◆ Your goal ◆
Output every entry below word for word, with no changes.

◆ Given data ◆
.....

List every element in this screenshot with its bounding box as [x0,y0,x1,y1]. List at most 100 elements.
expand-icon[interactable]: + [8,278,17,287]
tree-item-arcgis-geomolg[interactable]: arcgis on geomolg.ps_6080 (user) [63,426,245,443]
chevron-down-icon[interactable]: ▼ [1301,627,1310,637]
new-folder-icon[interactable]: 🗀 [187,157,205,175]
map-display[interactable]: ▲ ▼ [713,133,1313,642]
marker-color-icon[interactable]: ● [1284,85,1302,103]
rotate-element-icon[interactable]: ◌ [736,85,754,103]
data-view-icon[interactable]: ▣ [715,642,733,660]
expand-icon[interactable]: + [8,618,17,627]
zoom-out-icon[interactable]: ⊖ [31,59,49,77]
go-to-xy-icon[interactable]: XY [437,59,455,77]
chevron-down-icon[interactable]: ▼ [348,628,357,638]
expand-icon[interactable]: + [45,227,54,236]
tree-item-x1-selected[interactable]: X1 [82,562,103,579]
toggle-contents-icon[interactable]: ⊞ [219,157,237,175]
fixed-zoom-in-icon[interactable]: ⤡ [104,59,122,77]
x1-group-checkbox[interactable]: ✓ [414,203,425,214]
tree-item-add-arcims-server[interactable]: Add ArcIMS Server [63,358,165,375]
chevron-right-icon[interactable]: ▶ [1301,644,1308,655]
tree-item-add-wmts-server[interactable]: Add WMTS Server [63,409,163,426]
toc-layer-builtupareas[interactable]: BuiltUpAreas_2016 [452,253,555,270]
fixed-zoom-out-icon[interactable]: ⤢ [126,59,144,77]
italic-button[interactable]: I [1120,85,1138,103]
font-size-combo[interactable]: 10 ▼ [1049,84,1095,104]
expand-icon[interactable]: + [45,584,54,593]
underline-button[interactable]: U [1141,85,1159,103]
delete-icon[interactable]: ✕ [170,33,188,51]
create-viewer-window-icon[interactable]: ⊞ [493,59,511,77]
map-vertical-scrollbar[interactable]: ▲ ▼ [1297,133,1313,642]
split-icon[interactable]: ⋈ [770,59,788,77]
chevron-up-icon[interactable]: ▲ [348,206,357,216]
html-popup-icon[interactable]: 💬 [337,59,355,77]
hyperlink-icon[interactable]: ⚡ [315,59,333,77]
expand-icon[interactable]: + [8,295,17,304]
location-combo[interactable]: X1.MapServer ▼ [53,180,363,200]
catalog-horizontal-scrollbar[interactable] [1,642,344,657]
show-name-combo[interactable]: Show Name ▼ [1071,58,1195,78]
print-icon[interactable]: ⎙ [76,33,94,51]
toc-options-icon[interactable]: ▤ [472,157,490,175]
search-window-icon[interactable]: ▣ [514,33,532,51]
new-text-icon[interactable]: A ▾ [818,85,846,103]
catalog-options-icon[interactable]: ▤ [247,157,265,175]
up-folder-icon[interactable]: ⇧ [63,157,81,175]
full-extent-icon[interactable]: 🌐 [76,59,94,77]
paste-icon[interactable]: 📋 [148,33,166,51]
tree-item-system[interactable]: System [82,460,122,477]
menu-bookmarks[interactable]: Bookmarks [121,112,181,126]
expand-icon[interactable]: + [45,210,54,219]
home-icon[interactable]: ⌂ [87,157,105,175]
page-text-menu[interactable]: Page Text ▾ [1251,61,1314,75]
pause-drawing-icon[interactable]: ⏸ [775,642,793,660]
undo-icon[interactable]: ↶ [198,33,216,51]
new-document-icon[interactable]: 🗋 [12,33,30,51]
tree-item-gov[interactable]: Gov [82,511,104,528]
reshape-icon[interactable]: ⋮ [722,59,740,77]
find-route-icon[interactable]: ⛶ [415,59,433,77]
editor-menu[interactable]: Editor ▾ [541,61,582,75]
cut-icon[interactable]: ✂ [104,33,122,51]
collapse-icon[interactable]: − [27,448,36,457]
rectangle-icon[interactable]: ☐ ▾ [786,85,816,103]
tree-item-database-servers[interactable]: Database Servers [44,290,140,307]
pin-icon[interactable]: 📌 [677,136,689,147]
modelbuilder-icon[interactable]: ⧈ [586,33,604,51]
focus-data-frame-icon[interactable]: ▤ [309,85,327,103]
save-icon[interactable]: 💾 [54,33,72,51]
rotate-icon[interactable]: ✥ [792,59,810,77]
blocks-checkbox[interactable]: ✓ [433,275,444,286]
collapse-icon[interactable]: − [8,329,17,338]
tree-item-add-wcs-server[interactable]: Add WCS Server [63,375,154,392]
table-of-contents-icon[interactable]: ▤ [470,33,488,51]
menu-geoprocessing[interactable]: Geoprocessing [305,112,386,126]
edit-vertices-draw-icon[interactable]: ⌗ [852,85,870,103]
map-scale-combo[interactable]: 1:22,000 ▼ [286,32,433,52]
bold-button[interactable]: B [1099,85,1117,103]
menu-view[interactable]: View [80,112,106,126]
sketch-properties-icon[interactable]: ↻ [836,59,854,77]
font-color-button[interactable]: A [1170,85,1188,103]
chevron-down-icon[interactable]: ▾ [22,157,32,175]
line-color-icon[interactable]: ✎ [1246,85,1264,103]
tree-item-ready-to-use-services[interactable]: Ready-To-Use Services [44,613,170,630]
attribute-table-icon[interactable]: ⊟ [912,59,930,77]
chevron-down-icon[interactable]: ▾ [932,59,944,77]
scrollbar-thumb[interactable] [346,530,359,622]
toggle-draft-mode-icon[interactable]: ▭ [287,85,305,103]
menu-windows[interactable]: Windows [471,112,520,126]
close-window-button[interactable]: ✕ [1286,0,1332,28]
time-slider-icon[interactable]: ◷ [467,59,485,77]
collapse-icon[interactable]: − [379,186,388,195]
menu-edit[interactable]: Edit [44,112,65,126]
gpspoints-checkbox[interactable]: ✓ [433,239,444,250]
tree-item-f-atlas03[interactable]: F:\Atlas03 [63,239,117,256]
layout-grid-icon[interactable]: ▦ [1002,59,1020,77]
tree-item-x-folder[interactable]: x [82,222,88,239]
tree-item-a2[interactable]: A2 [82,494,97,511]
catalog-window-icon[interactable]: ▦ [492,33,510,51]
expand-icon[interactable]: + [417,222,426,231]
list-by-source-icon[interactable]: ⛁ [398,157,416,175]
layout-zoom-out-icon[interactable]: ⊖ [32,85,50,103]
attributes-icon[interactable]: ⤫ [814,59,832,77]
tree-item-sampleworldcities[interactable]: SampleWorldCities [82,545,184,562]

.....

◆ Reply ◆
List every element in this screenshot with its bounding box as [x0,y0,x1,y1]. List at most 100 elements.
expand-icon[interactable]: + [8,278,17,287]
tree-item-arcgis-geomolg[interactable]: arcgis on geomolg.ps_6080 (user) [63,426,245,443]
chevron-down-icon[interactable]: ▼ [1301,627,1310,637]
new-folder-icon[interactable]: 🗀 [187,157,205,175]
map-display[interactable]: ▲ ▼ [713,133,1313,642]
marker-color-icon[interactable]: ● [1284,85,1302,103]
rotate-element-icon[interactable]: ◌ [736,85,754,103]
data-view-icon[interactable]: ▣ [715,642,733,660]
expand-icon[interactable]: + [8,618,17,627]
zoom-out-icon[interactable]: ⊖ [31,59,49,77]
go-to-xy-icon[interactable]: XY [437,59,455,77]
chevron-down-icon[interactable]: ▼ [348,628,357,638]
expand-icon[interactable]: + [45,227,54,236]
tree-item-x1-selected[interactable]: X1 [82,562,103,579]
toggle-contents-icon[interactable]: ⊞ [219,157,237,175]
fixed-zoom-in-icon[interactable]: ⤡ [104,59,122,77]
x1-group-checkbox[interactable]: ✓ [414,203,425,214]
tree-item-add-arcims-server[interactable]: Add ArcIMS Server [63,358,165,375]
chevron-right-icon[interactable]: ▶ [1301,644,1308,655]
tree-item-add-wmts-server[interactable]: Add WMTS Server [63,409,163,426]
toc-layer-builtupareas[interactable]: BuiltUpAreas_2016 [452,253,555,270]
fixed-zoom-out-icon[interactable]: ⤢ [126,59,144,77]
italic-button[interactable]: I [1120,85,1138,103]
font-size-combo[interactable]: 10 ▼ [1049,84,1095,104]
expand-icon[interactable]: + [45,584,54,593]
underline-button[interactable]: U [1141,85,1159,103]
delete-icon[interactable]: ✕ [170,33,188,51]
create-viewer-window-icon[interactable]: ⊞ [493,59,511,77]
map-vertical-scrollbar[interactable]: ▲ ▼ [1297,133,1313,642]
split-icon[interactable]: ⋈ [770,59,788,77]
chevron-up-icon[interactable]: ▲ [348,206,357,216]
html-popup-icon[interactable]: 💬 [337,59,355,77]
hyperlink-icon[interactable]: ⚡ [315,59,333,77]
expand-icon[interactable]: + [8,295,17,304]
location-combo[interactable]: X1.MapServer ▼ [53,180,363,200]
catalog-horizontal-scrollbar[interactable] [1,642,344,657]
show-name-combo[interactable]: Show Name ▼ [1071,58,1195,78]
print-icon[interactable]: ⎙ [76,33,94,51]
toc-options-icon[interactable]: ▤ [472,157,490,175]
search-window-icon[interactable]: ▣ [514,33,532,51]
new-text-icon[interactable]: A ▾ [818,85,846,103]
catalog-options-icon[interactable]: ▤ [247,157,265,175]
up-folder-icon[interactable]: ⇧ [63,157,81,175]
full-extent-icon[interactable]: 🌐 [76,59,94,77]
paste-icon[interactable]: 📋 [148,33,166,51]
tree-item-system[interactable]: System [82,460,122,477]
menu-bookmarks[interactable]: Bookmarks [121,112,181,126]
expand-icon[interactable]: + [45,210,54,219]
home-icon[interactable]: ⌂ [87,157,105,175]
page-text-menu[interactable]: Page Text ▾ [1251,61,1314,75]
pause-drawing-icon[interactable]: ⏸ [775,642,793,660]
undo-icon[interactable]: ↶ [198,33,216,51]
new-document-icon[interactable]: 🗋 [12,33,30,51]
tree-item-gov[interactable]: Gov [82,511,104,528]
reshape-icon[interactable]: ⋮ [722,59,740,77]
find-route-icon[interactable]: ⛶ [415,59,433,77]
editor-menu[interactable]: Editor ▾ [541,61,582,75]
cut-icon[interactable]: ✂ [104,33,122,51]
collapse-icon[interactable]: − [27,448,36,457]
rectangle-icon[interactable]: ☐ ▾ [786,85,816,103]
tree-item-database-servers[interactable]: Database Servers [44,290,140,307]
pin-icon[interactable]: 📌 [677,136,689,147]
modelbuilder-icon[interactable]: ⧈ [586,33,604,51]
focus-data-frame-icon[interactable]: ▤ [309,85,327,103]
save-icon[interactable]: 💾 [54,33,72,51]
rotate-icon[interactable]: ✥ [792,59,810,77]
blocks-checkbox[interactable]: ✓ [433,275,444,286]
collapse-icon[interactable]: − [8,329,17,338]
tree-item-add-wcs-server[interactable]: Add WCS Server [63,375,154,392]
table-of-contents-icon[interactable]: ▤ [470,33,488,51]
menu-geoprocessing[interactable]: Geoprocessing [305,112,386,126]
edit-vertices-draw-icon[interactable]: ⌗ [852,85,870,103]
map-scale-combo[interactable]: 1:22,000 ▼ [286,32,433,52]
bold-button[interactable]: B [1099,85,1117,103]
menu-view[interactable]: View [80,112,106,126]
sketch-properties-icon[interactable]: ↻ [836,59,854,77]
font-color-button[interactable]: A [1170,85,1188,103]
chevron-down-icon[interactable]: ▾ [22,157,32,175]
line-color-icon[interactable]: ✎ [1246,85,1264,103]
tree-item-ready-to-use-services[interactable]: Ready-To-Use Services [44,613,170,630]
attribute-table-icon[interactable]: ⊟ [912,59,930,77]
chevron-down-icon[interactable]: ▾ [932,59,944,77]
scrollbar-thumb[interactable] [346,530,359,622]
toggle-draft-mode-icon[interactable]: ▭ [287,85,305,103]
menu-windows[interactable]: Windows [471,112,520,126]
close-window-button[interactable]: ✕ [1286,0,1332,28]
time-slider-icon[interactable]: ◷ [467,59,485,77]
collapse-icon[interactable]: − [379,186,388,195]
menu-edit[interactable]: Edit [44,112,65,126]
gpspoints-checkbox[interactable]: ✓ [433,239,444,250]
tree-item-f-atlas03[interactable]: F:\Atlas03 [63,239,117,256]
layout-grid-icon[interactable]: ▦ [1002,59,1020,77]
tree-item-x-folder[interactable]: x [82,222,88,239]
tree-item-a2[interactable]: A2 [82,494,97,511]
catalog-window-icon[interactable]: ▦ [492,33,510,51]
expand-icon[interactable]: + [417,222,426,231]
list-by-source-icon[interactable]: ⛁ [398,157,416,175]
layout-zoom-out-icon[interactable]: ⊖ [32,85,50,103]
attributes-icon[interactable]: ⤫ [814,59,832,77]
tree-item-sampleworldcities[interactable]: SampleWorldCities [82,545,184,562]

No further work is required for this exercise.